----- Entries shown

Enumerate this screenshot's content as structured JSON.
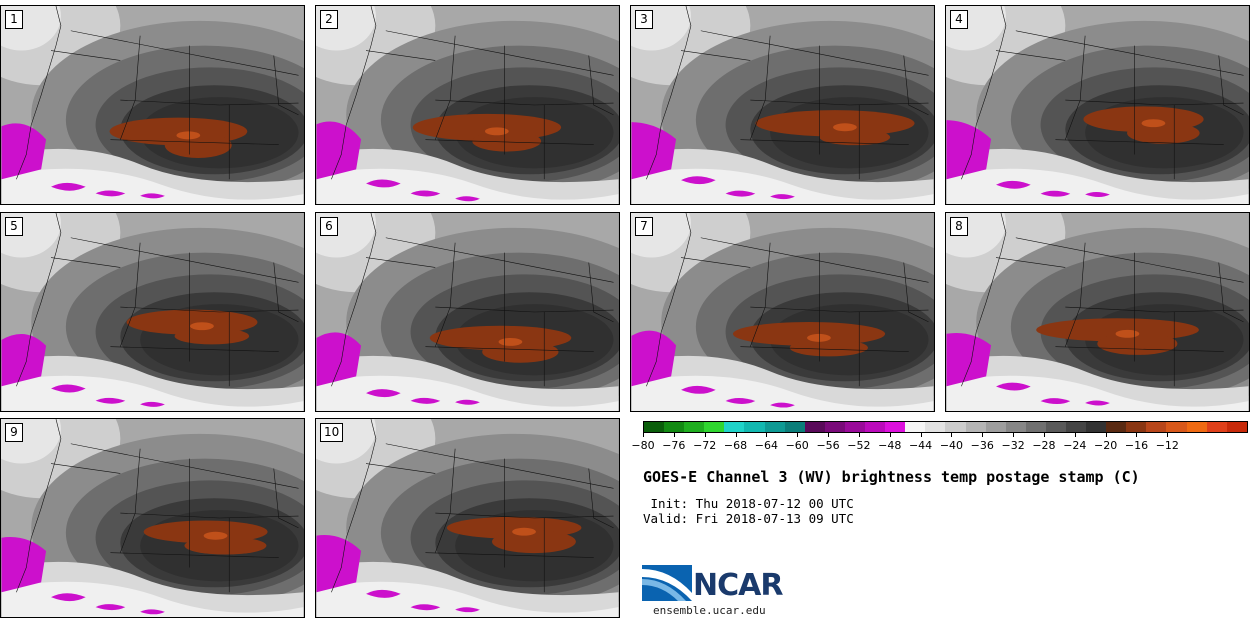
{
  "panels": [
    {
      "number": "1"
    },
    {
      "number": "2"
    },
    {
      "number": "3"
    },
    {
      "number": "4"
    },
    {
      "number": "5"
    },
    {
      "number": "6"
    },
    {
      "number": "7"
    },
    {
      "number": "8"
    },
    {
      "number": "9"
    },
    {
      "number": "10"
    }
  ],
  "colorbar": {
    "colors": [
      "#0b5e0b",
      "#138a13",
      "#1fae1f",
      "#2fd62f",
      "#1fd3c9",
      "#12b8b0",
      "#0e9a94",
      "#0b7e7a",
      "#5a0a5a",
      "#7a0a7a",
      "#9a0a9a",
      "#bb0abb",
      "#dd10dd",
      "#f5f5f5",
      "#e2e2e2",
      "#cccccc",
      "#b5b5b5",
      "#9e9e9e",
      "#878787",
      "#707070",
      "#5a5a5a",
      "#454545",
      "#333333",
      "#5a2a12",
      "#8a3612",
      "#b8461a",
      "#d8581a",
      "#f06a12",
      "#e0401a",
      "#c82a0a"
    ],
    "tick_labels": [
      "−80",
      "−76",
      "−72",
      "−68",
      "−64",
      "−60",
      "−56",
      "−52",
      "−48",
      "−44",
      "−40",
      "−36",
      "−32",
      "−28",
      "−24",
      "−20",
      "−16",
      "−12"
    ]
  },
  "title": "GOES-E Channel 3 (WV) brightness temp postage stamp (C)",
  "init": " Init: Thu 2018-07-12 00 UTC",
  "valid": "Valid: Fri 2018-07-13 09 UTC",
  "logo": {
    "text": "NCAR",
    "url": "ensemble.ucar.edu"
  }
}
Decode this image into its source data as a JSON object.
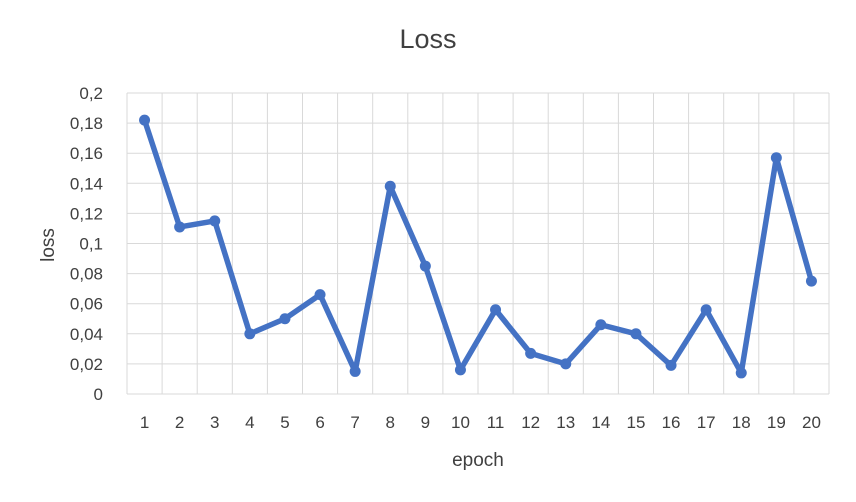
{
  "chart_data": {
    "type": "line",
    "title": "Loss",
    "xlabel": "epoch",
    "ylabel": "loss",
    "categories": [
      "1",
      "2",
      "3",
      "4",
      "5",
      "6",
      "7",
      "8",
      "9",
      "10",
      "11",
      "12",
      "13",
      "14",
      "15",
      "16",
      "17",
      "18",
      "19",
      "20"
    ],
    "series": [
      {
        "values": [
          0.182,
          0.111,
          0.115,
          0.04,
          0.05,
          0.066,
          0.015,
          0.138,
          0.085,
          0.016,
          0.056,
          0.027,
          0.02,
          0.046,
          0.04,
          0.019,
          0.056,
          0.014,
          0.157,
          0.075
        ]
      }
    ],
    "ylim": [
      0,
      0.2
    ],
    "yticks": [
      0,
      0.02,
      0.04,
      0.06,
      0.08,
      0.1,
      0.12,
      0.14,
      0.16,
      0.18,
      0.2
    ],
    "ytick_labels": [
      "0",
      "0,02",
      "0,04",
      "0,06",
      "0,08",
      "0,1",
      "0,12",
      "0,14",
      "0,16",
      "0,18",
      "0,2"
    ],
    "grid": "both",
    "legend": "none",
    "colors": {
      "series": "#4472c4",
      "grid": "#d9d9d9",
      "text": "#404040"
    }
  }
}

----------

Retype the records above exactly, starting at the line that contains "Decode this image" and going through the last line, and leave out any pictures.

### Complete answer
Decode this image into its source data as a JSON object.
{
  "chart_data": {
    "type": "line",
    "title": "Loss",
    "xlabel": "epoch",
    "ylabel": "loss",
    "categories": [
      "1",
      "2",
      "3",
      "4",
      "5",
      "6",
      "7",
      "8",
      "9",
      "10",
      "11",
      "12",
      "13",
      "14",
      "15",
      "16",
      "17",
      "18",
      "19",
      "20"
    ],
    "series": [
      {
        "values": [
          0.182,
          0.111,
          0.115,
          0.04,
          0.05,
          0.066,
          0.015,
          0.138,
          0.085,
          0.016,
          0.056,
          0.027,
          0.02,
          0.046,
          0.04,
          0.019,
          0.056,
          0.014,
          0.157,
          0.075
        ]
      }
    ],
    "ylim": [
      0,
      0.2
    ],
    "yticks": [
      0,
      0.02,
      0.04,
      0.06,
      0.08,
      0.1,
      0.12,
      0.14,
      0.16,
      0.18,
      0.2
    ],
    "ytick_labels": [
      "0",
      "0,02",
      "0,04",
      "0,06",
      "0,08",
      "0,1",
      "0,12",
      "0,14",
      "0,16",
      "0,18",
      "0,2"
    ],
    "grid": "both",
    "legend": "none",
    "colors": {
      "series": "#4472c4",
      "grid": "#d9d9d9",
      "text": "#404040"
    }
  }
}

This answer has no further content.